>>>
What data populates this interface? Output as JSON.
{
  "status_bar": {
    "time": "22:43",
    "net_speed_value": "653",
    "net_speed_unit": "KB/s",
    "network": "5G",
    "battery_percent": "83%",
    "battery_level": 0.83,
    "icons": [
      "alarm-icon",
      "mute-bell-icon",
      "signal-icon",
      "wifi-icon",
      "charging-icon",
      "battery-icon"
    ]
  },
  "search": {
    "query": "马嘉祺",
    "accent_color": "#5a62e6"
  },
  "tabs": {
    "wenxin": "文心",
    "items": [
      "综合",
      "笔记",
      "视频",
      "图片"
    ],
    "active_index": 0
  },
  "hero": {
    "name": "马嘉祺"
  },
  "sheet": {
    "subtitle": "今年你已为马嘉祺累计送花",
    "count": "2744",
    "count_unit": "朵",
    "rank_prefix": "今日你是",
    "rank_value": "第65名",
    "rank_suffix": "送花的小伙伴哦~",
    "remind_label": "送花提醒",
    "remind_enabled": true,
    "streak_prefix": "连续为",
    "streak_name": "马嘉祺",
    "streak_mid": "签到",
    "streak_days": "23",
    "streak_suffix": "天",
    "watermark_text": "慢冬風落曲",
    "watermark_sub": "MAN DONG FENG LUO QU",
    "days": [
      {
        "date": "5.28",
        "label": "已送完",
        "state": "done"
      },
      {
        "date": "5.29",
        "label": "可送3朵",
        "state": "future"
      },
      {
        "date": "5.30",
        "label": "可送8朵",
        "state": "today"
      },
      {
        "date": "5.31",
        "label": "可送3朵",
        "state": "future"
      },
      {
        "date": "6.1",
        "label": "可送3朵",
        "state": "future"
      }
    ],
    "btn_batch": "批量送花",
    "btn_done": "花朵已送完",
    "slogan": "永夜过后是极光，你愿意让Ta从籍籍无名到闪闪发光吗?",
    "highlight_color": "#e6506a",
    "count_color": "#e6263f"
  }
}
<<<
What you are asked to do – Quote the data in full, keeping each word unchanged.

Solution for this exercise –
What data populates this interface? Output as JSON.
{
  "status_bar": {
    "time": "22:43",
    "net_speed_value": "653",
    "net_speed_unit": "KB/s",
    "network": "5G",
    "battery_percent": "83%",
    "battery_level": 0.83,
    "icons": [
      "alarm-icon",
      "mute-bell-icon",
      "signal-icon",
      "wifi-icon",
      "charging-icon",
      "battery-icon"
    ]
  },
  "search": {
    "query": "马嘉祺",
    "accent_color": "#5a62e6"
  },
  "tabs": {
    "wenxin": "文心",
    "items": [
      "综合",
      "笔记",
      "视频",
      "图片"
    ],
    "active_index": 0
  },
  "hero": {
    "name": "马嘉祺"
  },
  "sheet": {
    "subtitle": "今年你已为马嘉祺累计送花",
    "count": "2744",
    "count_unit": "朵",
    "rank_prefix": "今日你是",
    "rank_value": "第65名",
    "rank_suffix": "送花的小伙伴哦~",
    "remind_label": "送花提醒",
    "remind_enabled": true,
    "streak_prefix": "连续为",
    "streak_name": "马嘉祺",
    "streak_mid": "签到",
    "streak_days": "23",
    "streak_suffix": "天",
    "watermark_text": "慢冬風落曲",
    "watermark_sub": "MAN DONG FENG LUO QU",
    "days": [
      {
        "date": "5.28",
        "label": "已送完",
        "state": "done"
      },
      {
        "date": "5.29",
        "label": "可送3朵",
        "state": "future"
      },
      {
        "date": "5.30",
        "label": "可送8朵",
        "state": "today"
      },
      {
        "date": "5.31",
        "label": "可送3朵",
        "state": "future"
      },
      {
        "date": "6.1",
        "label": "可送3朵",
        "state": "future"
      }
    ],
    "btn_batch": "批量送花",
    "btn_done": "花朵已送完",
    "slogan": "永夜过后是极光，你愿意让Ta从籍籍无名到闪闪发光吗?",
    "highlight_color": "#e6506a",
    "count_color": "#e6263f"
  }
}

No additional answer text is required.